WHAT TO PRODUCE
Output the full listing below exactly as it reads, and skip anything that is a picture.

═════ MATERIAL SUPPLIED ═════

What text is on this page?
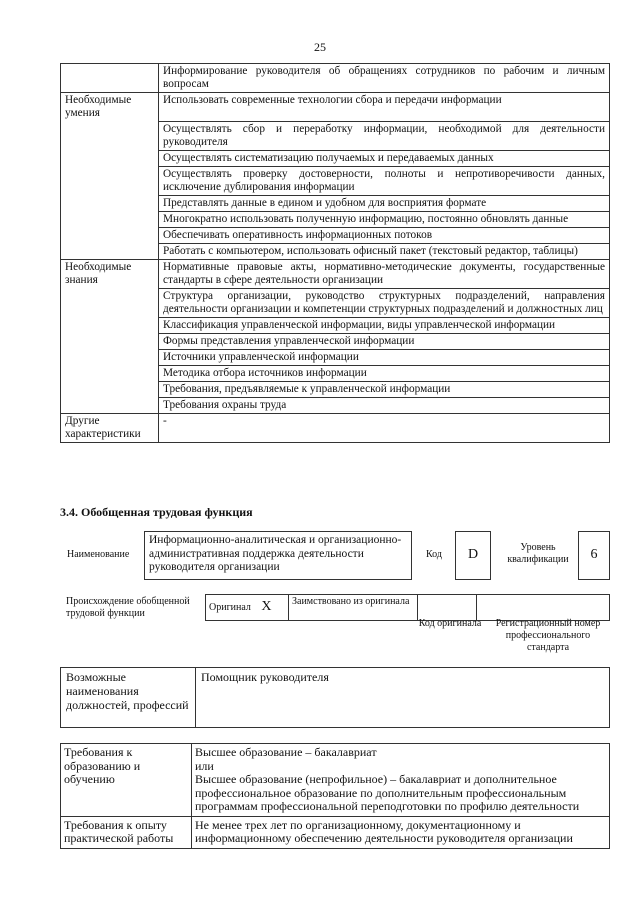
25
	Информирование руководителя об обращениях сотрудников по рабочим и личным вопросам
Необходимые умения	Использовать современные технологии сбора и передачи информации
	Осуществлять сбор и переработку информации, необходимой для деятельности руководителя
	Осуществлять систематизацию получаемых и передаваемых данных
	Осуществлять проверку достоверности, полноты и непротиворечивости данных, исключение дублирования информации
	Представлять данные в едином и удобном для восприятия формате
	Многократно использовать полученную информацию, постоянно обновлять данные
	Обеспечивать оперативность информационных потоков
	Работать с компьютером, использовать офисный пакет (текстовый редактор, таблицы)
Необходимые знания	Нормативные правовые акты, нормативно-методические документы, государственные стандарты в сфере деятельности организации
	Структура организации, руководство структурных подразделений, направления деятельности организации и компетенции структурных подразделений и должностных лиц
	Классификация управленческой информации, виды управленческой информации
	Формы представления управленческой информации
	Источники управленческой информации
	Методика отбора источников информации
	Требования, предъявляемые к управленческой информации
	Требования охраны труда
Другие характеристики	-
3.4. Обобщенная трудовая функция
Наименование
Информационно-аналитическая и организационно-административная поддержка деятельности руководителя организации
Код	D	Уровень квалификации	6
Происхождение обобщенной трудовой функции	Оригинал X	Заимствовано из оригинала		
Код оригинала	Регистрационный номер профессионального стандарта
Возможные наименования должностей, профессий	Помощник руководителя
Требования к образованию и обучению	Высшее образование – бакалавриат
или
Высшее образование (непрофильное) – бакалавриат и дополнительное профессиональное образование по дополнительным профессиональным программам профессиональной переподготовки по профилю деятельности

Требования к опыту практической работы	Не менее трех лет по организационному, документационному и информационному обеспечению деятельности руководителя организации
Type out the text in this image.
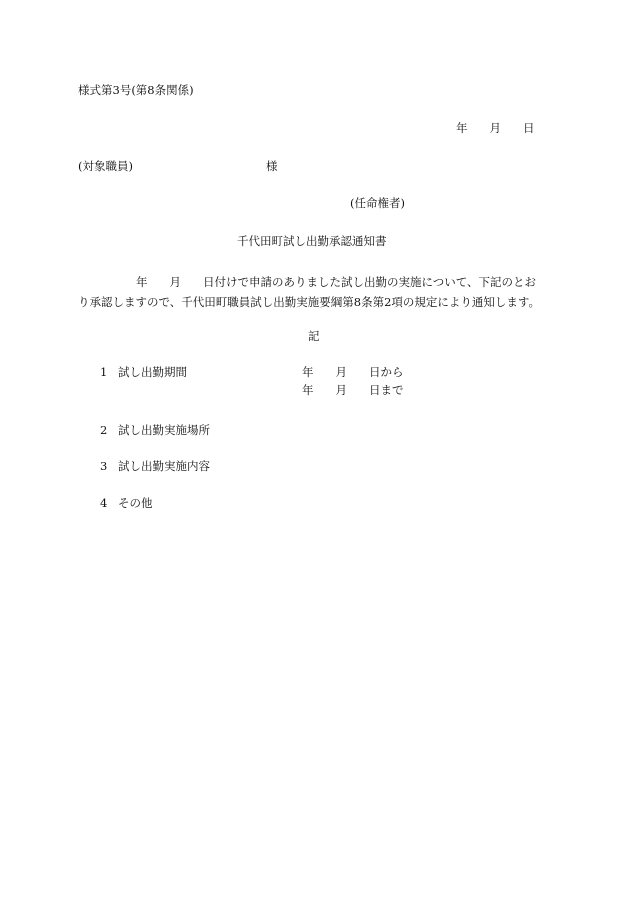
様式第3号(第8条関係)
年 月 日
(対象職員)	様
(任命権者)
千代田町試し出勤承認通知書
年 月 日付けで申請のありました試し出勤の実施について、下記のとお
り承認しますので、千代田町職員試し出勤実施要綱第8条第2項の規定により通知します。
記
1 試し出勤期間	年 月 日から
年 月 日まで
2 試し出勤実施場所
3 試し出勤実施内容
4 その他
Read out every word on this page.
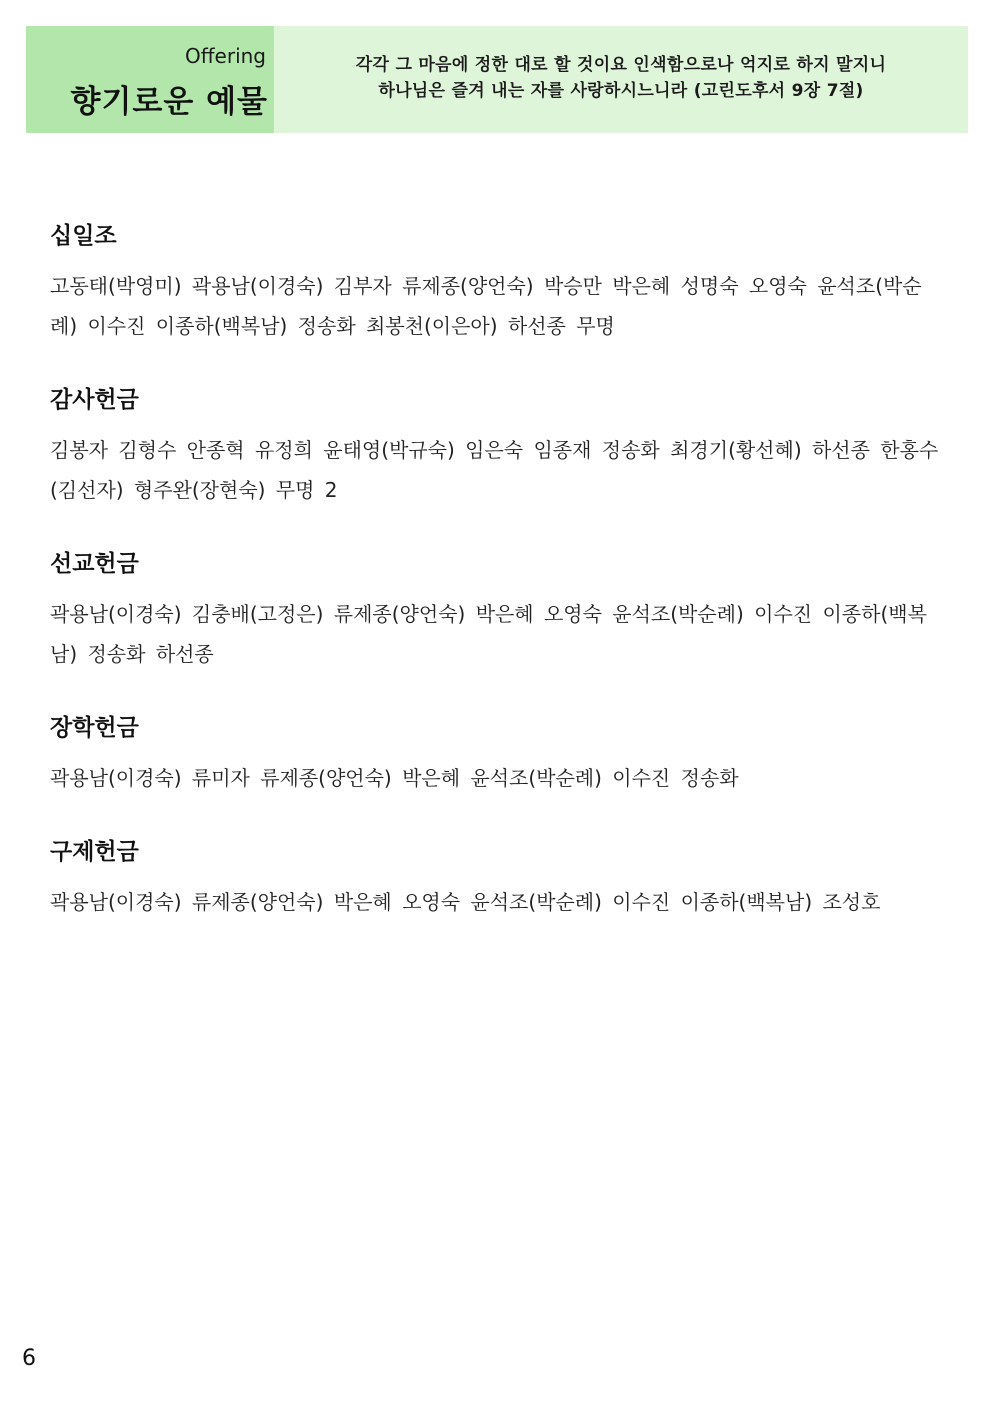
Offering
향기로운 예물
각각 그 마음에 정한 대로 할 것이요 인색함으로나 억지로 하지 말지니
하나님은 즐겨 내는 자를 사랑하시느니라 (고린도후서 9장 7절)
십일조
고동태(박영미) 곽용남(이경숙) 김부자 류제종(양언숙) 박승만 박은혜 성명숙 오영숙 윤석조(박순례) 이수진 이종하(백복남) 정송화 최봉천(이은아) 하선종 무명
감사헌금
김봉자 김형수 안종혁 유정희 윤태영(박규숙) 임은숙 임종재 정송화 최경기(황선혜) 하선종 한홍수(김선자) 형주완(장현숙) 무명 2
선교헌금
곽용남(이경숙) 김충배(고정은) 류제종(양언숙) 박은혜 오영숙 윤석조(박순례) 이수진 이종하(백복남) 정송화 하선종
장학헌금
곽용남(이경숙) 류미자 류제종(양언숙) 박은혜 윤석조(박순례) 이수진 정송화
구제헌금
곽용남(이경숙) 류제종(양언숙) 박은혜 오영숙 윤석조(박순례) 이수진 이종하(백복남) 조성호
6
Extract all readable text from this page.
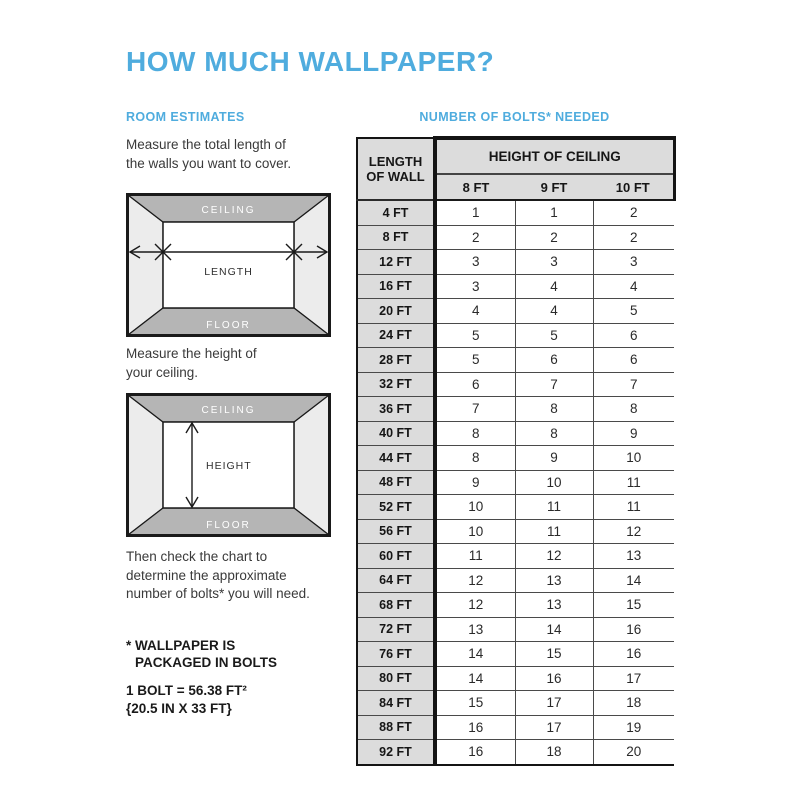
HOW MUCH WALLPAPER?
ROOM ESTIMATES

Measure the total length of
the walls you want to cover.

CEILING
FLOOR
LENGTH

Measure the height of
your ceiling.

CEILING
FLOOR
HEIGHT

Then check the chart to
determine the approximate
number of bolts* you will need.

* WALLPAPER IS
PACKAGED IN BOLTS
1 BOLT = 56.38 FT²
{20.5 IN X 33 FT}
NUMBER OF BOLTS* NEEDED
LENGTH
OF WALL	HEIGHT OF CEILING		
	8 FT	9 FT	10 FT
4 FT	1	1	2
8 FT	2	2	2
12 FT	3	3	3
16 FT	3	4	4
20 FT	4	4	5
24 FT	5	5	6
28 FT	5	6	6
32 FT	6	7	7
36 FT	7	8	8
40 FT	8	8	9
44 FT	8	9	10
48 FT	9	10	11
52 FT	10	11	11
56 FT	10	11	12
60 FT	11	12	13
64 FT	12	13	14
68 FT	12	13	15
72 FT	13	14	16
76 FT	14	15	16
80 FT	14	16	17
84 FT	15	17	18
88 FT	16	17	19
92 FT	16	18	20
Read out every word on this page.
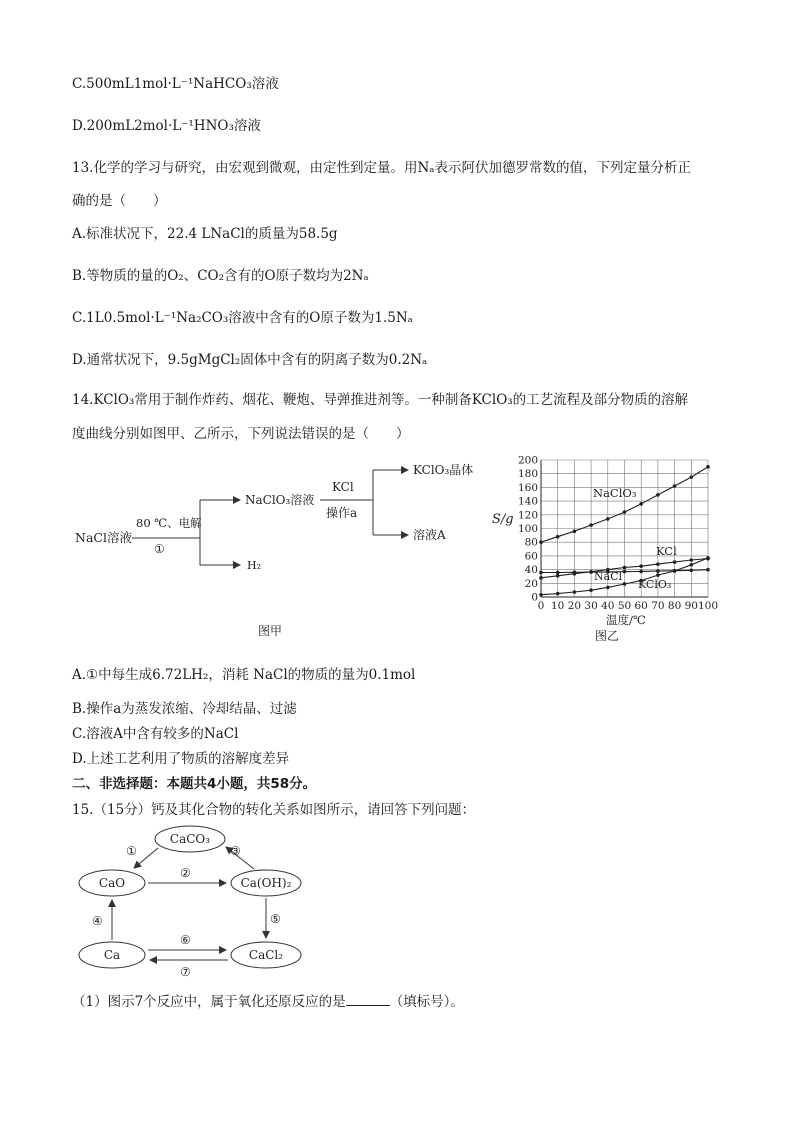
C.500mL1mol·L⁻¹NaHCO₃溶液
D.200mL2mol·L⁻¹HNO₃溶液
13.化学的学习与研究，由宏观到微观，由定性到定量。用Nₐ表示阿伏加德罗常数的值，下列定量分析正
确的是（　　）
A.标准状况下，22.4 LNaCl的质量为58.5g
B.等物质的量的O₂、CO₂含有的O原子数均为2Nₐ
C.1L0.5mol·L⁻¹Na₂CO₃溶液中含有的O原子数为1.5Nₐ
D.通常状况下，9.5gMgCl₂固体中含有的阴离子数为0.2Nₐ
14.KClO₃常用于制作炸药、烟花、鞭炮、导弹推进剂等。一种制备KClO₃的工艺流程及部分物质的溶解
度曲线分别如图甲、乙所示，下列说法错误的是（　　）
NaCl溶液
80 ℃、电解
①
NaClO₃溶液
H₂
KCl
操作a
KClO₃晶体
溶液A
图甲
0
20
40
60
80
100
120
140
160
180
200
0 10 20 30 40 50 60 70 80 90 100
S/g
温度/℃
图乙
NaClO₃
KCl
NaCl
KClO₃
A.①中每生成6.72LH₂，消耗 NaCl的物质的量为0.1mol
B.操作a为蒸发浓缩、冷却结晶、过滤
C.溶液A中含有较多的NaCl
D.上述工艺利用了物质的溶解度差异
二、非选择题：本题共4小题，共58分。
15.（15分）钙及其化合物的转化关系如图所示，请回答下列问题：
CaCO₃
CaO	Ca(OH)₂
Ca	CaCl₂
①	③
②
④	⑤
⑥
⑦
（1）图示7个反应中，属于氧化还原反应的是	（填标号）。
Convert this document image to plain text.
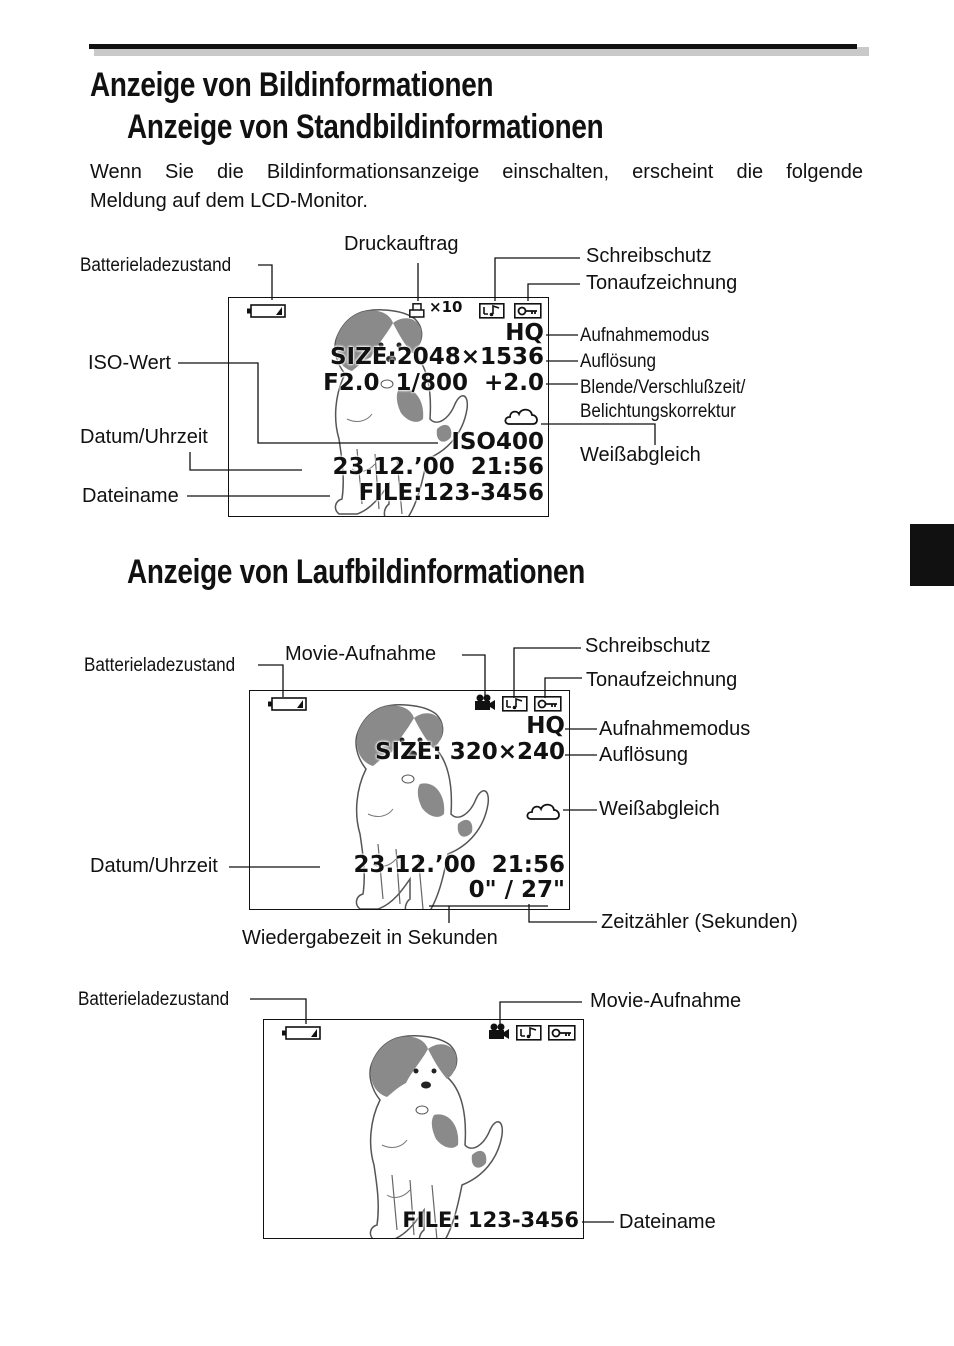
Anzeige von Bildinformationen
Anzeige von Standbildinformationen
Wenn Sie die Bildinformationsanzeige einschalten, erscheint die folgende
Meldung auf dem LCD-Monitor.
×10
HQ
SIZE:2048×1536
F2.0  1/800  +2.0
ISO400
23.12.’00  21:56
FILE:123-3456
Batterieladezustand
Druckauftrag
Schreibschutz
Tonaufzeichnung
Aufnahmemodus
Auflösung
Blende/Verschlußzeit/
Belichtungskorrektur
Weißabgleich
ISO-Wert
Datum/Uhrzeit
Dateiname
Anzeige von Laufbildinformationen
HQ
SIZE: 320×240
23.12.’00  21:56
0" / 27"
Batterieladezustand
Movie-Aufnahme	Schreibschutz
Tonaufzeichnung
Aufnahmemodus
Auflösung
Weißabgleich
Datum/Uhrzeit
Zeitzähler (Sekunden)
Wiedergabezeit in Sekunden
FILE: 123-3456
Batterieladezustand	Movie-Aufnahme
Dateiname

═════

RESULT
What text is on this page?
25
	Информирование руководителя об обращениях сотрудников по рабочим и личным вопросам
Необходимые умения	Использовать современные технологии сбора и передачи информации
	Осуществлять сбор и переработку информации, необходимой для деятельности руководителя
	Осуществлять систематизацию получаемых и передаваемых данных
	Осуществлять проверку достоверности, полноты и непротиворечивости данных, исключение дублирования информации
	Представлять данные в едином и удобном для восприятия формате
	Многократно использовать полученную информацию, постоянно обновлять данные
	Обеспечивать оперативность информационных потоков
	Работать с компьютером, использовать офисный пакет (текстовый редактор, таблицы)
Необходимые знания	Нормативные правовые акты, нормативно-методические документы, государственные стандарты в сфере деятельности организации
	Структура организации, руководство структурных подразделений, направления деятельности организации и компетенции структурных подразделений и должностных лиц
	Классификация управленческой информации, виды управленческой информации
	Формы представления управленческой информации
	Источники управленческой информации
	Методика отбора источников информации
	Требования, предъявляемые к управленческой информации
	Требования охраны труда
Другие характеристики	-
3.4. Обобщенная трудовая функция
Наименование
Информационно-аналитическая и организационно-административная поддержка деятельности руководителя организации
Код	D	Уровень квалификации	6
Происхождение обобщенной трудовой функции	Оригинал X	Заимствовано из оригинала		
Код оригинала	Регистрационный номер профессионального стандарта
Возможные наименования должностей, профессий	Помощник руководителя
Требования к образованию и обучению	Высшее образование – бакалавриат
или
Высшее образование (непрофильное) – бакалавриат и дополнительное профессиональное образование по дополнительным профессиональным программам профессиональной переподготовки по профилю деятельности

Требования к опыту практической работы	Не менее трех лет по организационному, документационному и информационному обеспечению деятельности руководителя организации
Type out the text in this image.
様式第3号(第8条関係)
年 月 日
(対象職員)	様
(任命権者)
千代田町試し出勤承認通知書
年 月 日付けで申請のありました試し出勤の実施について、下記のとお
り承認しますので、千代田町職員試し出勤実施要綱第8条第2項の規定により通知します。
記
1 試し出勤期間	年 月 日から
年 月 日まで
2 試し出勤実施場所
3 試し出勤実施内容
4 その他
Read out every word on this page.
Offering
향기로운 예물
각각 그 마음에 정한 대로 할 것이요 인색함으로나 억지로 하지 말지니
하나님은 즐겨 내는 자를 사랑하시느니라 (고린도후서 9장 7절)
십일조
고동태(박영미) 곽용남(이경숙) 김부자 류제종(양언숙) 박승만 박은혜 성명숙 오영숙 윤석조(박순례) 이수진 이종하(백복남) 정송화 최봉천(이은아) 하선종 무명
감사헌금
김봉자 김형수 안종혁 유정희 윤태영(박규숙) 임은숙 임종재 정송화 최경기(황선혜) 하선종 한홍수(김선자) 형주완(장현숙) 무명 2
선교헌금
곽용남(이경숙) 김충배(고정은) 류제종(양언숙) 박은혜 오영숙 윤석조(박순례) 이수진 이종하(백복남) 정송화 하선종
장학헌금
곽용남(이경숙) 류미자 류제종(양언숙) 박은혜 윤석조(박순례) 이수진 정송화
구제헌금
곽용남(이경숙) 류제종(양언숙) 박은혜 오영숙 윤석조(박순례) 이수진 이종하(백복남) 조성호
6
Extract all readable text from this page.
HOW MUCH WALLPAPER?
ROOM ESTIMATES

Measure the total length of
the walls you want to cover.

CEILING
FLOOR
LENGTH

Measure the height of
your ceiling.

CEILING
FLOOR
HEIGHT

Then check the chart to
determine the approximate
number of bolts* you will need.

* WALLPAPER IS
PACKAGED IN BOLTS
1 BOLT = 56.38 FT²
{20.5 IN X 33 FT}
NUMBER OF BOLTS* NEEDED
LENGTH
OF WALL	HEIGHT OF CEILING		
	8 FT	9 FT	10 FT
4 FT	1	1	2
8 FT	2	2	2
12 FT	3	3	3
16 FT	3	4	4
20 FT	4	4	5
24 FT	5	5	6
28 FT	5	6	6
32 FT	6	7	7
36 FT	7	8	8
40 FT	8	8	9
44 FT	8	9	10
48 FT	9	10	11
52 FT	10	11	11
56 FT	10	11	12
60 FT	11	12	13
64 FT	12	13	14
68 FT	12	13	15
72 FT	13	14	16
76 FT	14	15	16
80 FT	14	16	17
84 FT	15	17	18
88 FT	16	17	19
92 FT	16	18	20
Read out every word on this page.
C.500mL1mol·L⁻¹NaHCO₃溶液
D.200mL2mol·L⁻¹HNO₃溶液
13.化学的学习与研究，由宏观到微观，由定性到定量。用Nₐ表示阿伏加德罗常数的值，下列定量分析正
确的是（　　）
A.标准状况下，22.4 LNaCl的质量为58.5g
B.等物质的量的O₂、CO₂含有的O原子数均为2Nₐ
C.1L0.5mol·L⁻¹Na₂CO₃溶液中含有的O原子数为1.5Nₐ
D.通常状况下，9.5gMgCl₂固体中含有的阴离子数为0.2Nₐ
14.KClO₃常用于制作炸药、烟花、鞭炮、导弹推进剂等。一种制备KClO₃的工艺流程及部分物质的溶解
度曲线分别如图甲、乙所示，下列说法错误的是（　　）
NaCl溶液
80 ℃、电解
①
NaClO₃溶液
H₂
KCl
操作a
KClO₃晶体
溶液A
图甲
0
20
40
60
80
100
120
140
160
180
200
0 10 20 30 40 50 60 70 80 90 100
S/g
温度/℃
图乙
NaClO₃
KCl
NaCl
KClO₃
A.①中每生成6.72LH₂，消耗 NaCl的物质的量为0.1mol
B.操作a为蒸发浓缩、冷却结晶、过滤
C.溶液A中含有较多的NaCl
D.上述工艺利用了物质的溶解度差异
二、非选择题：本题共4小题，共58分。
15.（15分）钙及其化合物的转化关系如图所示，请回答下列问题：
CaCO₃
CaO	Ca(OH)₂
Ca	CaCl₂
①	③
②
④	⑤
⑥
⑦
（1）图示7个反应中，属于氧化还原反应的是	（填标号）。
Convert this document image to plain text.
Anzeige von Bildinformationen
Anzeige von Standbildinformationen
Wenn Sie die Bildinformationsanzeige einschalten, erscheint die folgende
Meldung auf dem LCD-Monitor.
×10
HQ
SIZE:2048×1536
F2.0  1/800  +2.0
ISO400
23.12.’00  21:56
FILE:123-3456
Batterieladezustand
Druckauftrag
Schreibschutz
Tonaufzeichnung
Aufnahmemodus
Auflösung
Blende/Verschlußzeit/
Belichtungskorrektur
Weißabgleich
ISO-Wert
Datum/Uhrzeit
Dateiname
Anzeige von Laufbildinformationen
HQ
SIZE: 320×240
23.12.’00  21:56
0" / 27"
Batterieladezustand
Movie-Aufnahme	Schreibschutz
Tonaufzeichnung
Aufnahmemodus
Auflösung
Weißabgleich
Datum/Uhrzeit
Zeitzähler (Sekunden)
Wiedergabezeit in Sekunden
FILE: 123-3456
Batterieladezustand	Movie-Aufnahme
Dateiname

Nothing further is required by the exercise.